======== Exercise inputs ========

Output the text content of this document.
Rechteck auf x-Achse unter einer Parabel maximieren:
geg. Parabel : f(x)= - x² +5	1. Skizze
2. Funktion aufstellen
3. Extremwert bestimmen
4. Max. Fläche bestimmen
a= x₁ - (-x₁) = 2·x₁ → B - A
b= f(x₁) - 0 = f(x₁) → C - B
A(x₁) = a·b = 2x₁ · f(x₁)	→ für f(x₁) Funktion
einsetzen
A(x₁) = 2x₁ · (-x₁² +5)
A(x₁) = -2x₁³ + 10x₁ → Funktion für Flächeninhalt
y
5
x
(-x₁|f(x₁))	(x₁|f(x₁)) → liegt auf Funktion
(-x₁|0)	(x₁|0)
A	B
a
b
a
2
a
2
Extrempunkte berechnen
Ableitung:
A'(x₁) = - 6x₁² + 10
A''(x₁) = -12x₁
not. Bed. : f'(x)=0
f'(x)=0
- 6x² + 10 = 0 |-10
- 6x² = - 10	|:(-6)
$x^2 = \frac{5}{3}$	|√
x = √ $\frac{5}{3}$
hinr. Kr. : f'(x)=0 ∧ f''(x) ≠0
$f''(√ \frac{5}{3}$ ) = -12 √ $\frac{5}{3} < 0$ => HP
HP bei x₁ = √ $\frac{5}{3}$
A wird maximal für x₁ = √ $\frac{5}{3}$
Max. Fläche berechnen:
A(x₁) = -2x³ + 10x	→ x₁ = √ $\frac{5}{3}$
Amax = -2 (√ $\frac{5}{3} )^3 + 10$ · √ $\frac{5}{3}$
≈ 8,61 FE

========

▶ _Required work_:
All entries shown above should be printed again exactly.

▶ _Written response_:
Output the text content of this document.
Rechteck auf x-Achse unter einer Parabel maximieren:
geg. Parabel : f(x)= - x² +5	1. Skizze
2. Funktion aufstellen
3. Extremwert bestimmen
4. Max. Fläche bestimmen
a= x₁ - (-x₁) = 2·x₁ → B - A
b= f(x₁) - 0 = f(x₁) → C - B
A(x₁) = a·b = 2x₁ · f(x₁)	→ für f(x₁) Funktion
einsetzen
A(x₁) = 2x₁ · (-x₁² +5)
A(x₁) = -2x₁³ + 10x₁ → Funktion für Flächeninhalt
y
5
x
(-x₁|f(x₁))	(x₁|f(x₁)) → liegt auf Funktion
(-x₁|0)	(x₁|0)
A	B
a
b
a
2
a
2
Extrempunkte berechnen
Ableitung:
A'(x₁) = - 6x₁² + 10
A''(x₁) = -12x₁
not. Bed. : f'(x)=0
f'(x)=0
- 6x² + 10 = 0 |-10
- 6x² = - 10	|:(-6)
$x^2 = \frac{5}{3}$	|√
x = √ $\frac{5}{3}$
hinr. Kr. : f'(x)=0 ∧ f''(x) ≠0
$f''(√ \frac{5}{3}$ ) = -12 √ $\frac{5}{3} < 0$ => HP
HP bei x₁ = √ $\frac{5}{3}$
A wird maximal für x₁ = √ $\frac{5}{3}$
Max. Fläche berechnen:
A(x₁) = -2x³ + 10x	→ x₁ = √ $\frac{5}{3}$
Amax = -2 (√ $\frac{5}{3} )^3 + 10$ · √ $\frac{5}{3}$
≈ 8,61 FE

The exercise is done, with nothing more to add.